Reproduce each record exactly.
((
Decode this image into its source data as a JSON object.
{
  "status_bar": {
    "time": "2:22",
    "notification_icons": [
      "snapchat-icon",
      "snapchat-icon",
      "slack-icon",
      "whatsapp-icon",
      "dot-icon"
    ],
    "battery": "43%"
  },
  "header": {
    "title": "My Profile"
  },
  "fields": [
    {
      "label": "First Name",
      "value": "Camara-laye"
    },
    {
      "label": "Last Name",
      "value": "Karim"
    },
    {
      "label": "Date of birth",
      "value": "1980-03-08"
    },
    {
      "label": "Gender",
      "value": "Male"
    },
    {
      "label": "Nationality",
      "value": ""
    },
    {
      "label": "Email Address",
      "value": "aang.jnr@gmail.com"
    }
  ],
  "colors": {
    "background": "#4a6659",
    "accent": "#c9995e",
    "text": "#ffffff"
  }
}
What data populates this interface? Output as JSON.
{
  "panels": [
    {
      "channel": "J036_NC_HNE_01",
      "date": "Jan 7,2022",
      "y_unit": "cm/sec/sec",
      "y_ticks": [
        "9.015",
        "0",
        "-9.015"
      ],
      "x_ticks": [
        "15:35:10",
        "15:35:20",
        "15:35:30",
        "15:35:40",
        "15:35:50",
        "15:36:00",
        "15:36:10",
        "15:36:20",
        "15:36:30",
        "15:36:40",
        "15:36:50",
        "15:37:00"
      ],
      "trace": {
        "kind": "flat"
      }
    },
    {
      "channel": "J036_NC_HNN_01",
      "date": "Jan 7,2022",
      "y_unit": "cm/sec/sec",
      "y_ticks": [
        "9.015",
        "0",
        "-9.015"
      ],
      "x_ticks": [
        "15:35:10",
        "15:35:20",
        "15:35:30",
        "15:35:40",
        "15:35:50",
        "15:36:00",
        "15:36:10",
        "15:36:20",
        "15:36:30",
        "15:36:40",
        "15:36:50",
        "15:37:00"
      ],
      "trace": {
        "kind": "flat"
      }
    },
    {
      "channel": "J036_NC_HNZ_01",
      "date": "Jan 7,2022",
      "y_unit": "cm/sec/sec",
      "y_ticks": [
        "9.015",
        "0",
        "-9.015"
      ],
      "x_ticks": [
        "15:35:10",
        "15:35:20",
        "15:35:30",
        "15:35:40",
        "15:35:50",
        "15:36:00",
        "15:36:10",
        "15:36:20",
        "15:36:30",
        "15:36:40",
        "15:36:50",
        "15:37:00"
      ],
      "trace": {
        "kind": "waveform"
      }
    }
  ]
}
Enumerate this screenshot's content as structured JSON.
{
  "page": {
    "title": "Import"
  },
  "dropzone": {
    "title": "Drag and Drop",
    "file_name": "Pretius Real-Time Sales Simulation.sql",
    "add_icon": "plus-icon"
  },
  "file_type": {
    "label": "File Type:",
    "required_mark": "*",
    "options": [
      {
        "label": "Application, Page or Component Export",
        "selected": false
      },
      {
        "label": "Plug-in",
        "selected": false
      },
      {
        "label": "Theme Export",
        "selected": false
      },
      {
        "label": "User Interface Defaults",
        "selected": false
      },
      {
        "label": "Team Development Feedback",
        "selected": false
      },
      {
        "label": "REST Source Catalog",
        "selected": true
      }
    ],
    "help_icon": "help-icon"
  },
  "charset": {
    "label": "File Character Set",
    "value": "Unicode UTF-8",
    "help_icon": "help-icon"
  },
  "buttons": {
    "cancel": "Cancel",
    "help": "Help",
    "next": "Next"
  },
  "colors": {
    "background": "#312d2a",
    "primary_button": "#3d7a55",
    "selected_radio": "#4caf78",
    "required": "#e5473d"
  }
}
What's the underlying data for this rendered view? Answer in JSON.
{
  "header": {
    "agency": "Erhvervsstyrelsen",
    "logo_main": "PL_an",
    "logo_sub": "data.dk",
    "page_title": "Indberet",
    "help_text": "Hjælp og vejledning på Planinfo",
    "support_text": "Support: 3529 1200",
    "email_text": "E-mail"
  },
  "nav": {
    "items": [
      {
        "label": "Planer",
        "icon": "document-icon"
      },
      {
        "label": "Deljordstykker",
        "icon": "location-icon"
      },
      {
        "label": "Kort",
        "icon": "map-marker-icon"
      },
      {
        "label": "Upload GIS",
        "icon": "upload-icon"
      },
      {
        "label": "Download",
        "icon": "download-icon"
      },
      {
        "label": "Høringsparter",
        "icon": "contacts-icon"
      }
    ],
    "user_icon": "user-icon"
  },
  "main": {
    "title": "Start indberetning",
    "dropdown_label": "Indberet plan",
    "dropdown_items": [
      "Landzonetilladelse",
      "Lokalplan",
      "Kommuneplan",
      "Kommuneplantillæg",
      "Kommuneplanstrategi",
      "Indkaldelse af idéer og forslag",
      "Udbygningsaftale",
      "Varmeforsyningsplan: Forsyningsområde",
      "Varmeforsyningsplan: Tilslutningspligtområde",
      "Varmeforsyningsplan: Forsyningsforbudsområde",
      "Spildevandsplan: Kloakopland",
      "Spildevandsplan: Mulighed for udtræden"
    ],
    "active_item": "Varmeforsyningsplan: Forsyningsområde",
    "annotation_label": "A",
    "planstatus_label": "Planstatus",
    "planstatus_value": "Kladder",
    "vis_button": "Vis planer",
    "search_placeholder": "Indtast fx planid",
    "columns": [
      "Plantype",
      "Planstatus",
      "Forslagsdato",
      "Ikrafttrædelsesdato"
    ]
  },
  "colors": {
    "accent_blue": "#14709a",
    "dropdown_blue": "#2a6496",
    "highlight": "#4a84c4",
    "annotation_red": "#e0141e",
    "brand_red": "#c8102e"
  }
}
))
- **Exercise solution**
Decode this image into its source data as a JSON object.
{
  "status_bar": {
    "time": "2:22",
    "notification_icons": [
      "snapchat-icon",
      "snapchat-icon",
      "slack-icon",
      "whatsapp-icon",
      "dot-icon"
    ],
    "battery": "43%"
  },
  "header": {
    "title": "My Profile"
  },
  "fields": [
    {
      "label": "First Name",
      "value": "Camara-laye"
    },
    {
      "label": "Last Name",
      "value": "Karim"
    },
    {
      "label": "Date of birth",
      "value": "1980-03-08"
    },
    {
      "label": "Gender",
      "value": "Male"
    },
    {
      "label": "Nationality",
      "value": ""
    },
    {
      "label": "Email Address",
      "value": "aang.jnr@gmail.com"
    }
  ],
  "colors": {
    "background": "#4a6659",
    "accent": "#c9995e",
    "text": "#ffffff"
  }
}
What data populates this interface? Output as JSON.
{
  "panels": [
    {
      "channel": "J036_NC_HNE_01",
      "date": "Jan 7,2022",
      "y_unit": "cm/sec/sec",
      "y_ticks": [
        "9.015",
        "0",
        "-9.015"
      ],
      "x_ticks": [
        "15:35:10",
        "15:35:20",
        "15:35:30",
        "15:35:40",
        "15:35:50",
        "15:36:00",
        "15:36:10",
        "15:36:20",
        "15:36:30",
        "15:36:40",
        "15:36:50",
        "15:37:00"
      ],
      "trace": {
        "kind": "flat"
      }
    },
    {
      "channel": "J036_NC_HNN_01",
      "date": "Jan 7,2022",
      "y_unit": "cm/sec/sec",
      "y_ticks": [
        "9.015",
        "0",
        "-9.015"
      ],
      "x_ticks": [
        "15:35:10",
        "15:35:20",
        "15:35:30",
        "15:35:40",
        "15:35:50",
        "15:36:00",
        "15:36:10",
        "15:36:20",
        "15:36:30",
        "15:36:40",
        "15:36:50",
        "15:37:00"
      ],
      "trace": {
        "kind": "flat"
      }
    },
    {
      "channel": "J036_NC_HNZ_01",
      "date": "Jan 7,2022",
      "y_unit": "cm/sec/sec",
      "y_ticks": [
        "9.015",
        "0",
        "-9.015"
      ],
      "x_ticks": [
        "15:35:10",
        "15:35:20",
        "15:35:30",
        "15:35:40",
        "15:35:50",
        "15:36:00",
        "15:36:10",
        "15:36:20",
        "15:36:30",
        "15:36:40",
        "15:36:50",
        "15:37:00"
      ],
      "trace": {
        "kind": "waveform"
      }
    }
  ]
}
Enumerate this screenshot's content as structured JSON.
{
  "page": {
    "title": "Import"
  },
  "dropzone": {
    "title": "Drag and Drop",
    "file_name": "Pretius Real-Time Sales Simulation.sql",
    "add_icon": "plus-icon"
  },
  "file_type": {
    "label": "File Type:",
    "required_mark": "*",
    "options": [
      {
        "label": "Application, Page or Component Export",
        "selected": false
      },
      {
        "label": "Plug-in",
        "selected": false
      },
      {
        "label": "Theme Export",
        "selected": false
      },
      {
        "label": "User Interface Defaults",
        "selected": false
      },
      {
        "label": "Team Development Feedback",
        "selected": false
      },
      {
        "label": "REST Source Catalog",
        "selected": true
      }
    ],
    "help_icon": "help-icon"
  },
  "charset": {
    "label": "File Character Set",
    "value": "Unicode UTF-8",
    "help_icon": "help-icon"
  },
  "buttons": {
    "cancel": "Cancel",
    "help": "Help",
    "next": "Next"
  },
  "colors": {
    "background": "#312d2a",
    "primary_button": "#3d7a55",
    "selected_radio": "#4caf78",
    "required": "#e5473d"
  }
}
What's the underlying data for this rendered view? Answer in JSON.
{
  "header": {
    "agency": "Erhvervsstyrelsen",
    "logo_main": "PL_an",
    "logo_sub": "data.dk",
    "page_title": "Indberet",
    "help_text": "Hjælp og vejledning på Planinfo",
    "support_text": "Support: 3529 1200",
    "email_text": "E-mail"
  },
  "nav": {
    "items": [
      {
        "label": "Planer",
        "icon": "document-icon"
      },
      {
        "label": "Deljordstykker",
        "icon": "location-icon"
      },
      {
        "label": "Kort",
        "icon": "map-marker-icon"
      },
      {
        "label": "Upload GIS",
        "icon": "upload-icon"
      },
      {
        "label": "Download",
        "icon": "download-icon"
      },
      {
        "label": "Høringsparter",
        "icon": "contacts-icon"
      }
    ],
    "user_icon": "user-icon"
  },
  "main": {
    "title": "Start indberetning",
    "dropdown_label": "Indberet plan",
    "dropdown_items": [
      "Landzonetilladelse",
      "Lokalplan",
      "Kommuneplan",
      "Kommuneplantillæg",
      "Kommuneplanstrategi",
      "Indkaldelse af idéer og forslag",
      "Udbygningsaftale",
      "Varmeforsyningsplan: Forsyningsområde",
      "Varmeforsyningsplan: Tilslutningspligtområde",
      "Varmeforsyningsplan: Forsyningsforbudsområde",
      "Spildevandsplan: Kloakopland",
      "Spildevandsplan: Mulighed for udtræden"
    ],
    "active_item": "Varmeforsyningsplan: Forsyningsområde",
    "annotation_label": "A",
    "planstatus_label": "Planstatus",
    "planstatus_value": "Kladder",
    "vis_button": "Vis planer",
    "search_placeholder": "Indtast fx planid",
    "columns": [
      "Plantype",
      "Planstatus",
      "Forslagsdato",
      "Ikrafttrædelsesdato"
    ]
  },
  "colors": {
    "accent_blue": "#14709a",
    "dropdown_blue": "#2a6496",
    "highlight": "#4a84c4",
    "annotation_red": "#e0141e",
    "brand_red": "#c8102e"
  }
}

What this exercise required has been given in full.